Which of the lines in the records below hold the string "verò"? Copy every one of them.
[Opening Material for this task section]
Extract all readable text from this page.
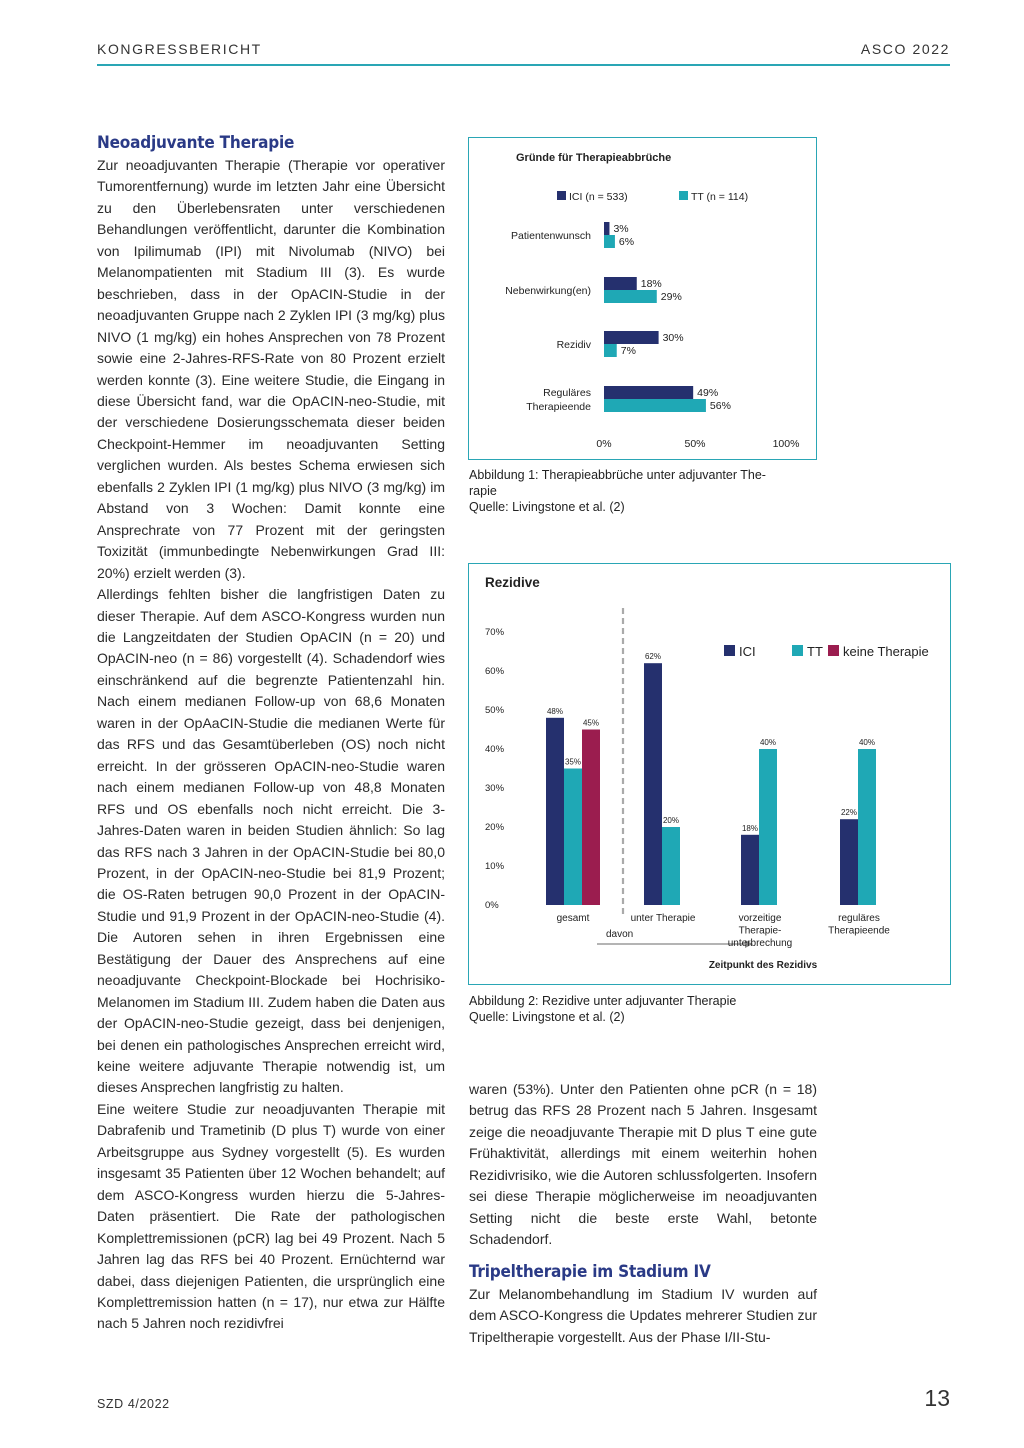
KONGRESSBERICHT	ASCO 2022
Neoadjuvante Therapie

Zur neoadjuvanten Therapie (Therapie vor operativer Tumorentfernung) wurde im letzten Jahr eine Übersicht zu den Überlebensraten unter verschiedenen Behandlungen veröffentlicht, darunter die Kombination von Ipilimumab (IPI) mit Nivolumab (NIVO) bei Melanompatienten mit Stadium III (3). Es wurde beschrieben, dass in der OpACIN-Studie in der neoadjuvanten Gruppe nach 2 Zyklen IPI (3 mg/kg) plus NIVO (1 mg/kg) ein hohes Ansprechen von 78 Prozent sowie eine 2-Jahres-RFS-Rate von 80 Prozent erzielt werden konnte (3). Eine weitere Studie, die Eingang in diese Übersicht fand, war die OpACIN-neo-Studie, mit der verschiedene Dosierungsschemata dieser beiden Checkpoint-Hemmer im neoadjuvanten Setting verglichen wurden. Als bestes Schema erwiesen sich ebenfalls 2 Zyklen IPI (1 mg/kg) plus NIVO (3 mg/kg) im Abstand von 3 Wochen: Damit konnte eine Ansprechrate von 77 Prozent mit der geringsten Toxizität (immunbedingte Nebenwirkungen Grad III: 20%) erzielt werden (3).

Allerdings fehlten bisher die langfristigen Daten zu dieser Therapie. Auf dem ASCO-Kongress wurden nun die Langzeitdaten der Studien OpACIN (n = 20) und OpACIN-neo (n = 86) vorgestellt (4). Schadendorf wies einschränkend auf die begrenzte Patientenzahl hin. Nach einem medianen Follow-up von 68,6 Monaten waren in der OpAaCIN-Studie die medianen Werte für das RFS und das Gesamtüberleben (OS) noch nicht erreicht. In der grösseren OpACIN-neo-Studie waren nach einem medianen Follow-up von 48,8 Monaten RFS und OS ebenfalls noch nicht erreicht. Die 3-Jahres-Daten waren in beiden Studien ähnlich: So lag das RFS nach 3 Jahren in der OpACIN-Studie bei 80,0 Prozent, in der OpACIN-neo-Studie bei 81,9 Prozent; die OS-Raten betrugen 90,0 Prozent in der OpACIN-Studie und 91,9 Prozent in der OpACIN-neo-Studie (4). Die Autoren sehen in ihren Ergebnissen eine Bestätigung der Dauer des Ansprechens auf eine neoadjuvante Checkpoint-Blockade bei Hochrisiko-Melanomen im Stadium III. Zudem haben die Daten aus der OpACIN-neo-Studie gezeigt, dass bei denjenigen, bei denen ein pathologisches Ansprechen erreicht wird, keine weitere adjuvante Therapie notwendig ist, um dieses Ansprechen langfristig zu halten.

Eine weitere Studie zur neoadjuvanten Therapie mit Dabrafenib und Trametinib (D plus T) wurde von einer Arbeitsgruppe aus Sydney vorgestellt (5). Es wurden insgesamt 35 Patienten über 12 Wochen behandelt; auf dem ASCO-Kongress wurden hierzu die 5-Jahres-Daten präsentiert. Die Rate der pathologischen Komplettremissionen (pCR) lag bei 49 Prozent. Nach 5 Jahren lag das RFS bei 40 Prozent. Ernüchternd war dabei, dass diejenigen Patienten, die ursprünglich eine Komplettremission hatten (n = 17), nur etwa zur Hälfte nach 5 Jahren noch rezidivfrei

Gründe für Therapieabbrüche
ICI (n = 533)	TT (n = 114)
Patientenwunsch
3%
6%
Nebenwirkung(en)
18%
29%
Rezidiv
30%
7%
Reguläres
Therapieende
49%
56%
0%	50%	100%
Abbildung 1: Therapieabbrüche unter adjuvanter The-
rapie
Quelle: Livingstone et al. (2)
Rezidive
0%
10%
20%
30%
40%
50%
60%
70%
davon
48%
35%
45%
gesamt
62%
20%
unter Therapie
18%
40%
vorzeitige
Therapie-
unterbrechung
22%
40%
reguläres
Therapieende
ICI	TT keine Therapie
Zeitpunkt des Rezidivs
Abbildung 2: Rezidive unter adjuvanter Therapie
Quelle: Livingstone et al. (2)

waren (53%). Unter den Patienten ohne pCR (n = 18) betrug das RFS 28 Prozent nach 5 Jahren. Insgesamt zeige die neoadjuvante Therapie mit D plus T eine gute Frühaktivität, allerdings mit einem weiterhin hohen Rezidivrisiko, wie die Autoren schlussfolgerten. Insofern sei diese Therapie möglicherweise im neoadjuvanten Setting nicht die beste erste Wahl, betonte Schadendorf.

Tripeltherapie im Stadium IV

Zur Melanombehandlung im Stadium IV wurden auf dem ASCO-Kongress die Updates mehrerer Studien zur Tripeltherapie vorgestellt. Aus der Phase I/II-Stu-

SZD 4/2022	13
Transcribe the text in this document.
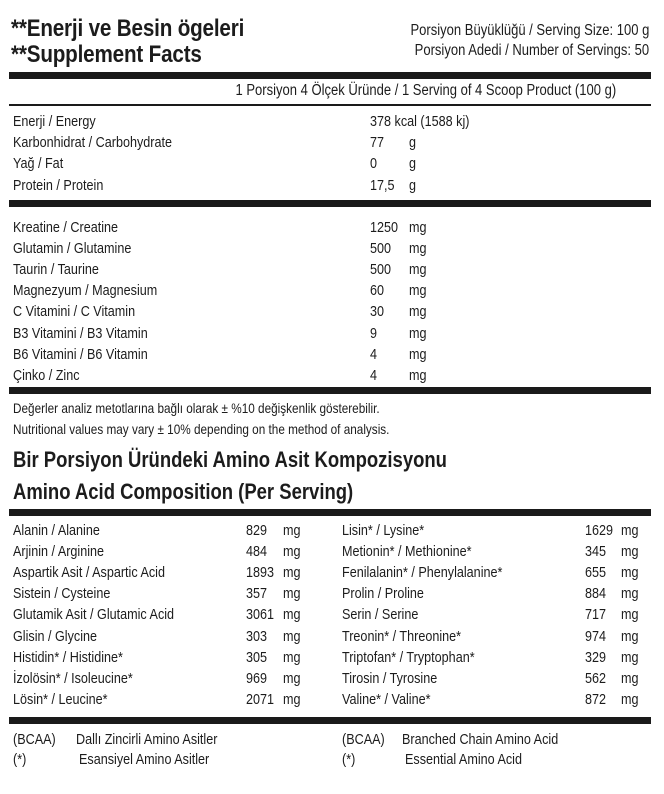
**Enerji ve Besin ögeleri
**Supplement Facts
Porsiyon Büyüklüğü / Serving Size: 100 g
Porsiyon Adedi / Number of Servings: 50
1 Porsiyon 4 Ölçek Üründe / 1 Serving of 4 Scoop Product (100 g)
Enerji / Energy	378 kcal (1588 kj)
Karbonhidrat / Carbohydrate	77 g
Yağ / Fat	0 g
Protein / Protein	17,5 g
Kreatine / Creatine	1250 mg
Glutamin / Glutamine	500 mg
Taurin / Taurine	500 mg
Magnezyum / Magnesium	60 mg
C Vitamini / C Vitamin	30 mg
B3 Vitamini / B3 Vitamin	9 mg
B6 Vitamini / B6 Vitamin	4 mg
Çinko / Zinc	4 mg
Değerler analiz metotlarına bağlı olarak ± %10 değişkenlik gösterebilir.
Nutritional values may vary ± 10% depending on the method of analysis.
Bir Porsiyon Üründeki Amino Asit Kompozisyonu
Amino Acid Composition (Per Serving)
Alanin / Alanine	829 mg
Arjinin / Arginine	484 mg
Aspartik Asit / Aspartic Acid	1893 mg
Sistein / Cysteine	357 mg
Glutamik Asit / Glutamic Acid	3061 mg
Glisin / Glycine	303 mg
Histidin* / Histidine*	305 mg
İzolösin* / Isoleucine*	969 mg
Lösin* / Leucine*	2071 mg
Lisin* / Lysine*	1629 mg
Metionin* / Methionine*	345 mg
Fenilalanin* / Phenylalanine*	655 mg
Prolin / Proline	884 mg
Serin / Serine	717 mg
Treonin* / Threonine*	974 mg
Triptofan* / Tryptophan*	329 mg
Tirosin / Tyrosine	562 mg
Valine* / Valine*	872 mg
(BCAA) Dallı Zincirli Amino Asitler
(*)	Esansiyel Amino Asitler
(BCAA) Branched Chain Amino Acid
(*)	Essential Amino Acid
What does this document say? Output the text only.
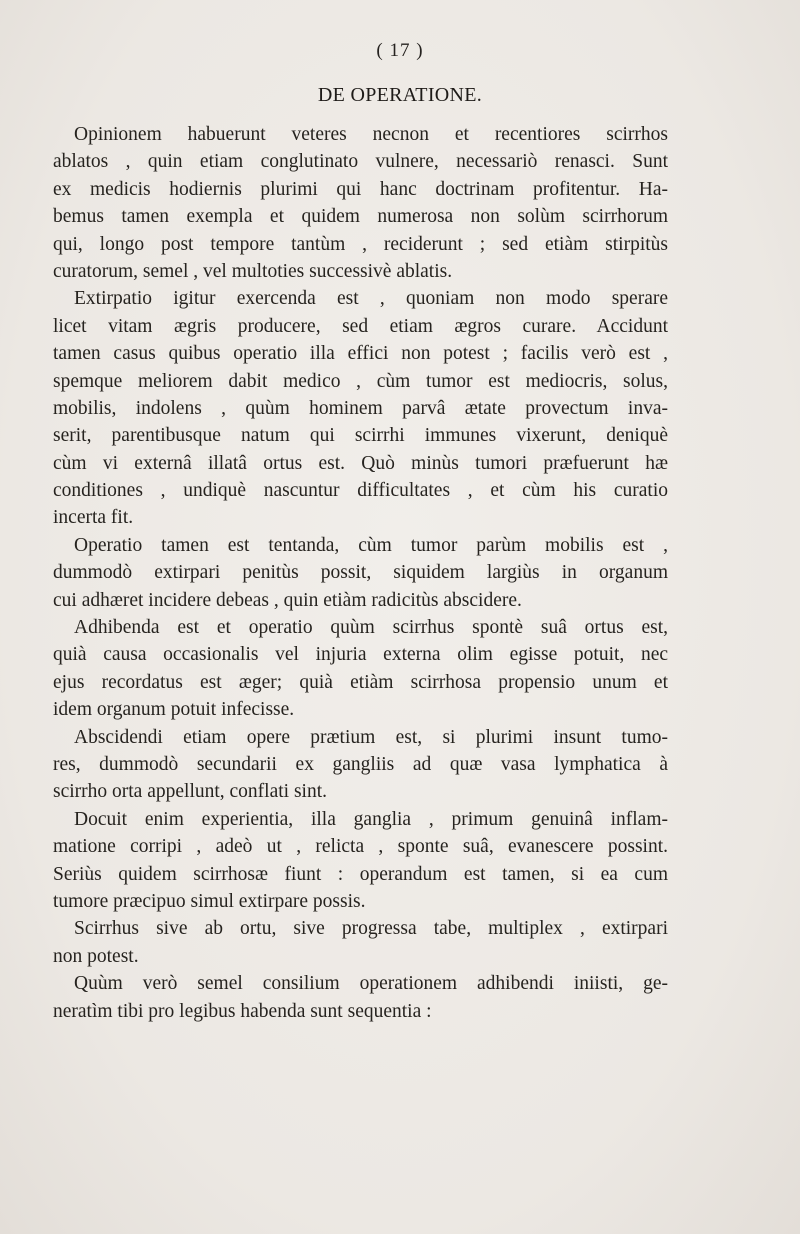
( 17 )
DE OPERATIONE.
Opinionem habuerunt veteres necnon et recentiores scirrhos
ablatos , quin etiam conglutinato vulnere, necessariò renasci. Sunt
ex medicis hodiernis plurimi qui hanc doctrinam profitentur. Ha-
bemus tamen exempla et quidem numerosa non solùm scirrhorum
qui, longo post tempore tantùm , reciderunt ; sed etiàm stirpitùs
curatorum, semel , vel multoties successivè ablatis.
Extirpatio igitur exercenda est , quoniam non modo sperare
licet vitam ægris producere, sed etiam ægros curare. Accidunt
tamen casus quibus operatio illa effici non potest ; facilis verò est ,
spemque meliorem dabit medico , cùm tumor est mediocris, solus,
mobilis, indolens , quùm hominem parvâ ætate provectum inva-
serit, parentibusque natum qui scirrhi immunes vixerunt, deniquè
cùm vi externâ illatâ ortus est. Quò minùs tumori præfuerunt hæ
conditiones , undiquè nascuntur difficultates , et cùm his curatio
incerta fit.
Operatio tamen est tentanda, cùm tumor parùm mobilis est ,
dummodò extirpari penitùs possit, siquidem largiùs in organum
cui adhæret incidere debeas , quin etiàm radicitùs abscidere.
Adhibenda est et operatio quùm scirrhus spontè suâ ortus est,
quià causa occasionalis vel injuria externa olim egisse potuit, nec
ejus recordatus est æger; quià etiàm scirrhosa propensio unum et
idem organum potuit infecisse.
Abscidendi etiam opere prætium est, si plurimi insunt tumo-
res, dummodò secundarii ex gangliis ad quæ vasa lymphatica à
scirrho orta appellunt, conflati sint.
Docuit enim experientia, illa ganglia , primum genuinâ inflam-
matione corripi , adeò ut , relicta , sponte suâ, evanescere possint.
Seriùs quidem scirrhosæ fiunt : operandum est tamen, si ea cum
tumore præcipuo simul extirpare possis.
Scirrhus sive ab ortu, sive progressa tabe, multiplex , extirpari
non potest.
Quùm verò semel consilium operationem adhibendi iniisti, ge-
neratìm tibi pro legibus habenda sunt sequentia :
[Closing Material for this task section]
> **Output below**:
tamen casus quibus operatio illa effici non potest ; facilis verò est ,
Quùm verò semel consilium operationem adhibendi iniisti, ge-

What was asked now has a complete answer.